> _PROBLEM STATEMENT_
Look through the listing for the word "International". Copy each line that has it.

## START SOURCE MATERIAL

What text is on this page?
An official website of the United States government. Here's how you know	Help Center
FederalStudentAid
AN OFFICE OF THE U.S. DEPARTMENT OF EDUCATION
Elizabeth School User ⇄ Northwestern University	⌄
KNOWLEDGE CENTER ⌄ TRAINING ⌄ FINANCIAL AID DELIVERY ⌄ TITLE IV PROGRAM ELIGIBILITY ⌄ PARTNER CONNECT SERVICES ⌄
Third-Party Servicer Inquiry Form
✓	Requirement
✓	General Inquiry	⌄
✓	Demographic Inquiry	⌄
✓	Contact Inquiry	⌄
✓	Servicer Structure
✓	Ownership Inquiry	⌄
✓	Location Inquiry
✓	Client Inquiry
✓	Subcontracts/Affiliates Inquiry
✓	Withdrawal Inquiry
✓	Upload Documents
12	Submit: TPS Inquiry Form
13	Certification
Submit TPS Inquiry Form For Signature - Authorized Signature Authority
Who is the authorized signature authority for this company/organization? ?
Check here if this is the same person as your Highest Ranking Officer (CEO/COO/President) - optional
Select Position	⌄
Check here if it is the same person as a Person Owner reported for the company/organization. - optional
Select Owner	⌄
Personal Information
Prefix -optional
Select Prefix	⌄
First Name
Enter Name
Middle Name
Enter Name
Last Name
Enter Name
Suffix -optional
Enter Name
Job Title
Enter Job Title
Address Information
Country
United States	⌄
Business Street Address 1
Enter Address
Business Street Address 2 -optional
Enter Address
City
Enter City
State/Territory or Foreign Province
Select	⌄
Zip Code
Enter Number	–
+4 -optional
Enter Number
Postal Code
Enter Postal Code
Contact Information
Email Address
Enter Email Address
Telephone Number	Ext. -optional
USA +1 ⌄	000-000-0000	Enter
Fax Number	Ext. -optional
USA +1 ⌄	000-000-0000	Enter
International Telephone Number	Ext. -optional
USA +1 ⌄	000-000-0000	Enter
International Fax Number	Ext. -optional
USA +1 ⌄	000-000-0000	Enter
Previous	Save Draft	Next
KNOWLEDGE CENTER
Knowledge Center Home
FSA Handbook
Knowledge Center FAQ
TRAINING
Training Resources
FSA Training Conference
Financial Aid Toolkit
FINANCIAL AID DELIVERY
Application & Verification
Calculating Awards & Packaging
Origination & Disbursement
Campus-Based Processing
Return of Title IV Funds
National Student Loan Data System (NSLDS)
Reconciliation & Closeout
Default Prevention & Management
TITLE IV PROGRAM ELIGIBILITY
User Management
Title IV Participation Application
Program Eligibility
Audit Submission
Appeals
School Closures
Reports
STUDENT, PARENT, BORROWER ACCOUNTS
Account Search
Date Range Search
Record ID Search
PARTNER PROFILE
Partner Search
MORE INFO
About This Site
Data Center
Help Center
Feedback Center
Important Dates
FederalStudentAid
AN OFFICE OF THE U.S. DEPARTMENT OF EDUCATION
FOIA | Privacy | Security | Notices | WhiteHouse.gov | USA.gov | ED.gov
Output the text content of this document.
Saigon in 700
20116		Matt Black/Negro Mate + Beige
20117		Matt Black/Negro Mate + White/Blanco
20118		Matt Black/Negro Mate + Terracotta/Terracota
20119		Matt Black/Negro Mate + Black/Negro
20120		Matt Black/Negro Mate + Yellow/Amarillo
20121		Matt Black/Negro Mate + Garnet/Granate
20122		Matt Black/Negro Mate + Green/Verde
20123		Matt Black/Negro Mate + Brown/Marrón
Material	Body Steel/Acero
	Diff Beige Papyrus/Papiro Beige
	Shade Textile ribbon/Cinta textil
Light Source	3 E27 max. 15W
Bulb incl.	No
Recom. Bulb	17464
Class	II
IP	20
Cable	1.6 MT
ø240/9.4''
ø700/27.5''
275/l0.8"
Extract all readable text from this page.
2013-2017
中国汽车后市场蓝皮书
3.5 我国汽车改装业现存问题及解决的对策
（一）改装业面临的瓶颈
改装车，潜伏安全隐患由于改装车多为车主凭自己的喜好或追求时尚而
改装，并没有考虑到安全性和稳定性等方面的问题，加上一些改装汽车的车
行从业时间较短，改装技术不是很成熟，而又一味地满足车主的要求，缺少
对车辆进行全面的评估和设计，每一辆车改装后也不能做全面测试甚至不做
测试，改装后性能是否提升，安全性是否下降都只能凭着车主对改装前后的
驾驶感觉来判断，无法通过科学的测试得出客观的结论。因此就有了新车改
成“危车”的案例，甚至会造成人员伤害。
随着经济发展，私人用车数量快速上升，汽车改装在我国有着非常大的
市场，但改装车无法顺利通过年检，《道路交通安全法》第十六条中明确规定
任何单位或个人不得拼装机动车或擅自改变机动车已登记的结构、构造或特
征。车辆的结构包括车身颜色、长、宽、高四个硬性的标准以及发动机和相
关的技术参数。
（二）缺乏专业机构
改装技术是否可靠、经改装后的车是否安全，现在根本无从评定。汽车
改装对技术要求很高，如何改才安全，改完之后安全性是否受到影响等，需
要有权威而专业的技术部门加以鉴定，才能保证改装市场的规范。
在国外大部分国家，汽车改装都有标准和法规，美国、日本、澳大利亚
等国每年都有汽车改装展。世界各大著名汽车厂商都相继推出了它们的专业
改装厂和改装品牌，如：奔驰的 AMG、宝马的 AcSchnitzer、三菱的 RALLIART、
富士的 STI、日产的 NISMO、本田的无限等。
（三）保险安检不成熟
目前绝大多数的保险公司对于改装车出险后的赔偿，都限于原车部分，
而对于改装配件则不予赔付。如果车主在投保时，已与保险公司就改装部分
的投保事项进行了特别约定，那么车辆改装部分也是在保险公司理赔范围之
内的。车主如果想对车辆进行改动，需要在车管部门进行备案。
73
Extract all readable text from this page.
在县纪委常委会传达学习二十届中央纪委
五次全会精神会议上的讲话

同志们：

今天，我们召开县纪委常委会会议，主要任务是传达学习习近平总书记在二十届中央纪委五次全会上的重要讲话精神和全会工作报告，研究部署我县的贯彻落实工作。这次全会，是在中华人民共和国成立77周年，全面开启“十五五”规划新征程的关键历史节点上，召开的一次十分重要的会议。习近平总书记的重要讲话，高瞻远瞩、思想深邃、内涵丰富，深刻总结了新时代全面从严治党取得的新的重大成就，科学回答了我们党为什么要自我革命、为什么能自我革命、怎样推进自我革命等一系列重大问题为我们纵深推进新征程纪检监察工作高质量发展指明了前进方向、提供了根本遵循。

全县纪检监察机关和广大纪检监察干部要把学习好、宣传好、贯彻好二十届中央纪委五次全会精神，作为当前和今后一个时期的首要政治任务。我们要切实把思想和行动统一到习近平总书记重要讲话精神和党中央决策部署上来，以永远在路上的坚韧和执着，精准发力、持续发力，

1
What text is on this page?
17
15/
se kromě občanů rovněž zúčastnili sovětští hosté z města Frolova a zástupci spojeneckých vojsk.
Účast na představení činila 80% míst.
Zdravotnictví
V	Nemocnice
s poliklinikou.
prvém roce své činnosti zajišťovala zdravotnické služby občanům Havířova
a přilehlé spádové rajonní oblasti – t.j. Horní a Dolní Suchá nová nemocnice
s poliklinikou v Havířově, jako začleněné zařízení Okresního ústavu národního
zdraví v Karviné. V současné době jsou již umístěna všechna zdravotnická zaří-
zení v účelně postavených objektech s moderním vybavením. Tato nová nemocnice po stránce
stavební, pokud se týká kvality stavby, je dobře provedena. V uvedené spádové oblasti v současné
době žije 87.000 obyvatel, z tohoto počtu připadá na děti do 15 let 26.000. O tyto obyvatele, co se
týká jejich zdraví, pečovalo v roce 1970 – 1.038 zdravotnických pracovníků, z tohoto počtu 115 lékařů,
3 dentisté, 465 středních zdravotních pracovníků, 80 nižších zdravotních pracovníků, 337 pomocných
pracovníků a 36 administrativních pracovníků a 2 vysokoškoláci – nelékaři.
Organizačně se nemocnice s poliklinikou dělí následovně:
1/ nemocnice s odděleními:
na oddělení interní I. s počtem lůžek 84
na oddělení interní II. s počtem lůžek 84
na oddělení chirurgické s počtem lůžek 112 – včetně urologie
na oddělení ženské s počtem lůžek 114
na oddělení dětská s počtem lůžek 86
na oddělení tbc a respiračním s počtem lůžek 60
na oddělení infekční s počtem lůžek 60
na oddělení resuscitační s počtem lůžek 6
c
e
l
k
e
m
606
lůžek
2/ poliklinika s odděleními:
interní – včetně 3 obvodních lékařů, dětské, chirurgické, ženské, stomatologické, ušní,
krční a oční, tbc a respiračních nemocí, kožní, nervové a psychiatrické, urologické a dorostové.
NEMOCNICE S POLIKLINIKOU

## END SOURCE MATERIAL

> _WRITTEN RESPONSE_
International Telephone Number	Ext. -optional
International Fax Number	Ext. -optional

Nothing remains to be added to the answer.